+++ 本文 +++
第55回 横山ひろしさん
 
横山ひろし(よこやま・ひろし)
1947年1月19日、愛媛県越智郡波方町にて、10人兄弟の末っ子として出生。中学を卒業すると上阪。
苦難のすえに曾我廼家明蝶の明蝶芸能学院に入学。昭和42年、横山やすしに師事し、「横山たかし・ひろし」コンビを結成する。翌43年、角座初デビュー。
1972年NHK第3回上方漫才コンテスト最優秀努力賞
1974年よみうり第3回上方お笑い大賞銀賞
1993年ラジオ大阪第28回上方尾漫才大賞奨励賞
1993年よみうり第22回上方お笑い大賞金賞
1994年ラジオ大阪第29回上方漫才大賞


1999年8月、「まいど横山!ひろしです!!」が出版されしまた。
その図書の終わりに、横山さんは、こうしめくくりました。
「家が貧しかったということがあるのでしょうが、大きくなったら歌手になりたい、と思い始めたのが六才のときでした。それから小学校に上がって、その頃はとりあえず勉強せんと歌ってばっかりしているような子でした。春になったら、山に登ってメジロを獲ったり、村中の飼っている犬を鎖を外して放し飼いにして、いっしょに山を歩いたりして、そうやって中学生になっても、いたずら癖は直らずに近所の神社で遊びほろけ、裏山の草が丸裸になるくらい暴れていましたね。
大阪には歌手になりたくて出てきました。ですが、歌手の道は無理だったようで、そこで初めてこの世界に入りました。」
振り返ってみて、このときの心境はどうでしたか。
もう、18年も前のことなんですね。コンビとしても、横山ひろし個人としても大きく変わりました。
まず、歳をとったということです。(笑)


見えてくるものが違うと思いますが。
そうですね。ベテラン芸人なんていわれて、上座にあがっていますが、気持ち的には、昔とちっとも変わっていなんです。「初心忘れるべからず」で。


芸におぼれず、常に向上心をわすれない。
本当は、ここで「コンビの芸は最高」といいたいのですが、現実には、そうもいかないですね。
ええ、相方が、倒れて、もう2年もなりますが、リハビリに励みながら、復帰に向けて、本人は必死。しかし、わたしから、見れば、復帰も引退も五分五分だと思っています。


所属されている事務所側はなんといわているのですか。
引退するとか、そうしないとかは、コンビとしての問題なので、自分たちで解決したら、その結論に従うという意味のことをいわれています。
事務所としては、酷なことはいわないでしょ。


では、コンビとしての結論でしょうか?
近く、相方とは、よくよく聞いてみますが。期待はできないでしょう。


厳しい決断に迫られているわけですね。
横山さん個人の芸人としての「これから」のほうも気になります。
ええ、わたしとしては、覚悟しています。そして、「生涯芸人」の決意は変わりません。


最後まで舞台に立ち続ける事を望まれているんですね。
そうなんですよ。ですので、もし、相方が引退となれば、ピンでやっていくか、誰かピンチヒッターをお願いするかですね。
2年間はピンでやってきましたので、ひとりお笑いのコツや雰囲気はわかってきました。ただ、わたしにも意地があるので、だらだらとはやりたくない。
+++ 提供資料 +++
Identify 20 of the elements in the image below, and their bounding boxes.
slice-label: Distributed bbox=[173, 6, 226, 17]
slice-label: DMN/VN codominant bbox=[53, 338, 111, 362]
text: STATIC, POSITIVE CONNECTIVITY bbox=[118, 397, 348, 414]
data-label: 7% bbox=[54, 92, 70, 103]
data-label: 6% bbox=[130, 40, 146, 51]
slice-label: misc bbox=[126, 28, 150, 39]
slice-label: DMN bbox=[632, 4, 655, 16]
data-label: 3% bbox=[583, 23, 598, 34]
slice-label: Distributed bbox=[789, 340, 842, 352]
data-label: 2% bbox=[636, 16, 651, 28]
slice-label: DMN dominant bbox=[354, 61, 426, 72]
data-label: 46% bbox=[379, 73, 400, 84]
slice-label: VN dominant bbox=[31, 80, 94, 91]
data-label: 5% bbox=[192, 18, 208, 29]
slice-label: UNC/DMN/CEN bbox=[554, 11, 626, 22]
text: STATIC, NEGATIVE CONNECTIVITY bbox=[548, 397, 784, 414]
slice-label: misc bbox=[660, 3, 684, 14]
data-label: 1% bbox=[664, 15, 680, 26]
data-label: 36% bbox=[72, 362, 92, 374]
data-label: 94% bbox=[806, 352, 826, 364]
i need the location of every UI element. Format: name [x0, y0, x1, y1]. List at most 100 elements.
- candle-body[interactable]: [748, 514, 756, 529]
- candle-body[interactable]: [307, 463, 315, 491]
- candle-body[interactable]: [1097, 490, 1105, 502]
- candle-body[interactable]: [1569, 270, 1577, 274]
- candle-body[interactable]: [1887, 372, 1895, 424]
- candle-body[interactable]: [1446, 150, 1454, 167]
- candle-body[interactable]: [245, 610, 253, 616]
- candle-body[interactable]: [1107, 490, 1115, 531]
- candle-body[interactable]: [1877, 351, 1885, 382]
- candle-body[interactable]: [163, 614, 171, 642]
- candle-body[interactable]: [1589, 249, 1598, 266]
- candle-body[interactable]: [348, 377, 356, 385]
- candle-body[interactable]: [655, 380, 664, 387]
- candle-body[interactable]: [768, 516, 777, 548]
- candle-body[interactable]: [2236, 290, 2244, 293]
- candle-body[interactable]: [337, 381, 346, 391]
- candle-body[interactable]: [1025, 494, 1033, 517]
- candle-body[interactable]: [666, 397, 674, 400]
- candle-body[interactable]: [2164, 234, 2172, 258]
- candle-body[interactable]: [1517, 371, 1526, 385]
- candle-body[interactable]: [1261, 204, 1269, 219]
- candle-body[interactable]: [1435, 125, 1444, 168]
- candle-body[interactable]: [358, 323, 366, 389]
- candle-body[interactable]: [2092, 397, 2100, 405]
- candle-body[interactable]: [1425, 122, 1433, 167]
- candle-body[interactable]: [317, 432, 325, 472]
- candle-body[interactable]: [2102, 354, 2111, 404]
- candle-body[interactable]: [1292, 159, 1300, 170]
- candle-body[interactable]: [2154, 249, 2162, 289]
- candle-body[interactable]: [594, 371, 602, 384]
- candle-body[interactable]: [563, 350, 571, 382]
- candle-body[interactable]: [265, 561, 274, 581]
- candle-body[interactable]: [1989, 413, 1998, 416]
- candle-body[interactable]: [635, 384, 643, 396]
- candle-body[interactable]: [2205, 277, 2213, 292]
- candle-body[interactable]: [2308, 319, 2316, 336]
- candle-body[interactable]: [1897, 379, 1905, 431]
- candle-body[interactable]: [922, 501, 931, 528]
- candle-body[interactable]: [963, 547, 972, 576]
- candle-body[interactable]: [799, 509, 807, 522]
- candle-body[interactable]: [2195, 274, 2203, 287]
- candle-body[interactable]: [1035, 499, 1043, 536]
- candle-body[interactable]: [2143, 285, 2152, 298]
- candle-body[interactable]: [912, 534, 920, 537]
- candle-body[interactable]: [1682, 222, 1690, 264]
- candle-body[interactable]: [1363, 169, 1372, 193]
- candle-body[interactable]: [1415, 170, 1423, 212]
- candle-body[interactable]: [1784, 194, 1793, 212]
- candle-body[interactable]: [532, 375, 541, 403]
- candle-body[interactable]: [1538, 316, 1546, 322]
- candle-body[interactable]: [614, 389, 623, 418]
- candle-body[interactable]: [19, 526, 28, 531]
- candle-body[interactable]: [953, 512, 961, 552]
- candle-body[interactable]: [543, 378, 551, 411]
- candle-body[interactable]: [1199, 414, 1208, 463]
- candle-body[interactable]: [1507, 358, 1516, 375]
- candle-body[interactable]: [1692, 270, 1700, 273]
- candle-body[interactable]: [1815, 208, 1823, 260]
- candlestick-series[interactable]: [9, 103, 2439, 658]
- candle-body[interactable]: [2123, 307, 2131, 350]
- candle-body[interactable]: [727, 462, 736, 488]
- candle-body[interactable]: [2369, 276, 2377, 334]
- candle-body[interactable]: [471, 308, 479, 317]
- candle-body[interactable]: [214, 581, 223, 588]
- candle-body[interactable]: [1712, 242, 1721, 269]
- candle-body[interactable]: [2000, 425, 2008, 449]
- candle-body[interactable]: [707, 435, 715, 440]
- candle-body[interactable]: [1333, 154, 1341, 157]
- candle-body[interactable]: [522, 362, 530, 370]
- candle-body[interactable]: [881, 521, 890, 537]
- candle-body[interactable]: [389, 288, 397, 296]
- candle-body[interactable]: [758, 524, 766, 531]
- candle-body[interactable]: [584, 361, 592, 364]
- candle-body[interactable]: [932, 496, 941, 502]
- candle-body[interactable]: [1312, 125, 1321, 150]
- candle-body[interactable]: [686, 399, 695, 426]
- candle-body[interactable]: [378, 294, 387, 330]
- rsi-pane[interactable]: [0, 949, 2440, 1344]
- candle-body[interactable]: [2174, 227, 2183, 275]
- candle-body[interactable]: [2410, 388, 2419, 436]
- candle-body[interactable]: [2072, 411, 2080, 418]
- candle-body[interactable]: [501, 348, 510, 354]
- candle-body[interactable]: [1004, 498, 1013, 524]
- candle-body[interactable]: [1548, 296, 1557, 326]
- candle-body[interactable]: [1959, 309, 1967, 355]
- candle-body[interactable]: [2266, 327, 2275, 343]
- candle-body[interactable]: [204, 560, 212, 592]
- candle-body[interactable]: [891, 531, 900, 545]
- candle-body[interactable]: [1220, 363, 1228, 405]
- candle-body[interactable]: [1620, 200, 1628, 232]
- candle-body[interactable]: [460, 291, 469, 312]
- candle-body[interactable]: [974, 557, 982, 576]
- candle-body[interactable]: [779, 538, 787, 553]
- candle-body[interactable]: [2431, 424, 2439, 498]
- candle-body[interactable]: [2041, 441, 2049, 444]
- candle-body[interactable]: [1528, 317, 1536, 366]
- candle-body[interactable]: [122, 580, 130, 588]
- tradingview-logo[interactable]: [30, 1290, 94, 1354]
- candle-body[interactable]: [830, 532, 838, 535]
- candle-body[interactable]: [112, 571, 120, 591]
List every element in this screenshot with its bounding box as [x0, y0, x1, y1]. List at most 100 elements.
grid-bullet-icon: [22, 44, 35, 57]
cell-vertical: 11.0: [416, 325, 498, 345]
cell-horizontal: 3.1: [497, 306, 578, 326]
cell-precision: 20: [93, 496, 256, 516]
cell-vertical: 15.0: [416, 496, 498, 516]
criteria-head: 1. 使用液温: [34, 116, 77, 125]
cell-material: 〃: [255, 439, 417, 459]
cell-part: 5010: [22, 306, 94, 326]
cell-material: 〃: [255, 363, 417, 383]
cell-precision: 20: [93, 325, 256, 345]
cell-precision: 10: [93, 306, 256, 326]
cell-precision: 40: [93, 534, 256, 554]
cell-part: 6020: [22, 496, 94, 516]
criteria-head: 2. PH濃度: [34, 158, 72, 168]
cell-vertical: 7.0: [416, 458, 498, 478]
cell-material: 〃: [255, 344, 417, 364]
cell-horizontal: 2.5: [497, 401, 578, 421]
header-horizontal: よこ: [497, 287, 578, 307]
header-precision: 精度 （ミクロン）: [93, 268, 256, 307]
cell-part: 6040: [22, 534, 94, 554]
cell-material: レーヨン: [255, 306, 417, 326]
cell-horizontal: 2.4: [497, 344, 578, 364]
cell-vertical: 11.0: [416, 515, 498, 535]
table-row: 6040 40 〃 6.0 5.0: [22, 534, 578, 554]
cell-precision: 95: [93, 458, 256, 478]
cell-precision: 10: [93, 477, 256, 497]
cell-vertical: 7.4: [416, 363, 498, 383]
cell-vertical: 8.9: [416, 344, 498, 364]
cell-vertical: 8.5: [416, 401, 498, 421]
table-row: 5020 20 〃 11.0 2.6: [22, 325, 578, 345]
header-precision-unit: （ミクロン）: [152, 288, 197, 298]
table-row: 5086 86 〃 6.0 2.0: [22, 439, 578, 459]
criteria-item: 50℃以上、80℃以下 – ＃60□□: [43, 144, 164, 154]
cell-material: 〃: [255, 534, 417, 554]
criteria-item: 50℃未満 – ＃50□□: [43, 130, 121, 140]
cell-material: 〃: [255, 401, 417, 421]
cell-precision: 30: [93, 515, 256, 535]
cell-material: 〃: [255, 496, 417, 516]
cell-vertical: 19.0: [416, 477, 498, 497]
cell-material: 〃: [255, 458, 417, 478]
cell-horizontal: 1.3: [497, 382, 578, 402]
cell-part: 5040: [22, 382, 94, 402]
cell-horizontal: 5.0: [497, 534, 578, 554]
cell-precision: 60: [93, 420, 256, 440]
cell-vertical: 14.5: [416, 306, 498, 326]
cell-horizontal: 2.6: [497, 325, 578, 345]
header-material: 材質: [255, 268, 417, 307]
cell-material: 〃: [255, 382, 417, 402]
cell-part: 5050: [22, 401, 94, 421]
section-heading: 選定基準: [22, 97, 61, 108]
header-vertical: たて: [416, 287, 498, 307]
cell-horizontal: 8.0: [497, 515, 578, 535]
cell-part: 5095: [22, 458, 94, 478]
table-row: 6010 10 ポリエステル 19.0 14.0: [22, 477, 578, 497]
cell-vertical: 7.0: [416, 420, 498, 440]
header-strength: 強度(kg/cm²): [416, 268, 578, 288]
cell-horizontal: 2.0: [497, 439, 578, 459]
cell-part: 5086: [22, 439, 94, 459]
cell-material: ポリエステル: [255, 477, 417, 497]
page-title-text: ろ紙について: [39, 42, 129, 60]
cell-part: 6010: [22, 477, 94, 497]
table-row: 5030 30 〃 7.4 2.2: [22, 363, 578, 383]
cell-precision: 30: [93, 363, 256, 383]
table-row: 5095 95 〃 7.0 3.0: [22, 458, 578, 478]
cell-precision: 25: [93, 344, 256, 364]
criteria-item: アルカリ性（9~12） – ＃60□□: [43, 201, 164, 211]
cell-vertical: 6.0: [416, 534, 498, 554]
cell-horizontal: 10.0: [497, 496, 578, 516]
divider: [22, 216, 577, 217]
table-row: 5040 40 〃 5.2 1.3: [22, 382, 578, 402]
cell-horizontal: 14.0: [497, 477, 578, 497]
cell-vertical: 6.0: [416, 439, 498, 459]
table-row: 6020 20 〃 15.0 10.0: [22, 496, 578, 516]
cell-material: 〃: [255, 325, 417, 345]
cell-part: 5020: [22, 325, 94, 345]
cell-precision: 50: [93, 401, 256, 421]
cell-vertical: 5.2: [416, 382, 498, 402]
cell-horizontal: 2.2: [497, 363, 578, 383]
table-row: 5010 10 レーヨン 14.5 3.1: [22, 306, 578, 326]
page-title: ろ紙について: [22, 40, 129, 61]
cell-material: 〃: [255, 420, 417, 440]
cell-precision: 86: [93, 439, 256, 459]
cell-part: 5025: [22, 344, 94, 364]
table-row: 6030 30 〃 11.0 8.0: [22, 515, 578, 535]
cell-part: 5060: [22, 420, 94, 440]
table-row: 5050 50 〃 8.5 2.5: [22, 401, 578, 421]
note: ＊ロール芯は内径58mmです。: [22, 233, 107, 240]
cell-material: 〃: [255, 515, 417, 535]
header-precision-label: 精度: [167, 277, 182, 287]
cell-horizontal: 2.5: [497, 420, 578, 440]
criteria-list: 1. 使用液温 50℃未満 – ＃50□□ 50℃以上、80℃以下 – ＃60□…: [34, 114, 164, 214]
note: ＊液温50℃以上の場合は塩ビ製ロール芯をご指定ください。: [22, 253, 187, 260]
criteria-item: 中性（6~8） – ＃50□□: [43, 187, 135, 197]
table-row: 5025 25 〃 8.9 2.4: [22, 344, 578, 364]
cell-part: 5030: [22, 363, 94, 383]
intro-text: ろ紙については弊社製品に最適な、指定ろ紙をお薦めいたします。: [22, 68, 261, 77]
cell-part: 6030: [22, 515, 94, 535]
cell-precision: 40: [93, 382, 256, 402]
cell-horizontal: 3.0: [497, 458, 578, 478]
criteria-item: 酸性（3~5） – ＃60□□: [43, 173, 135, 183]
+++
**設問**
[a] 横山ひろしさんのインタビューによると、横山さんが歌手になりたいと思い始めたのは何歳のときか。
[b] 横山ひろしさんのインタビューの「第55回 横山ひろしさん」から「その図書の終わりに、横山さんは、こうしめくくりました。」までを、一字も変えずに書き写せ。

**解答一覧**
[a] 六才のとき。

[b]
第55回 横山ひろしさん
 
横山ひろし(よこやま・ひろし)
1947年1月19日、愛媛県越智郡波方町にて、10人兄弟の末っ子として出生。中学を卒業すると上阪。
苦難のすえに曾我廼家明蝶の明蝶芸能学院に入学。昭和42年、横山やすしに師事し、「横山たかし・ひろし」コンビを結成する。翌43年、角座初デビュー。
1972年NHK第3回上方漫才コンテスト最優秀努力賞
1974年よみうり第3回上方お笑い大賞銀賞
1993年ラジオ大阪第28回上方尾漫才大賞奨励賞
1993年よみうり第22回上方お笑い大賞金賞
1994年ラジオ大阪第29回上方漫才大賞


1999年8月、「まいど横山!ひろしです!!」が出版されしまた。
その図書の終わりに、横山さんは、こうしめくくりました。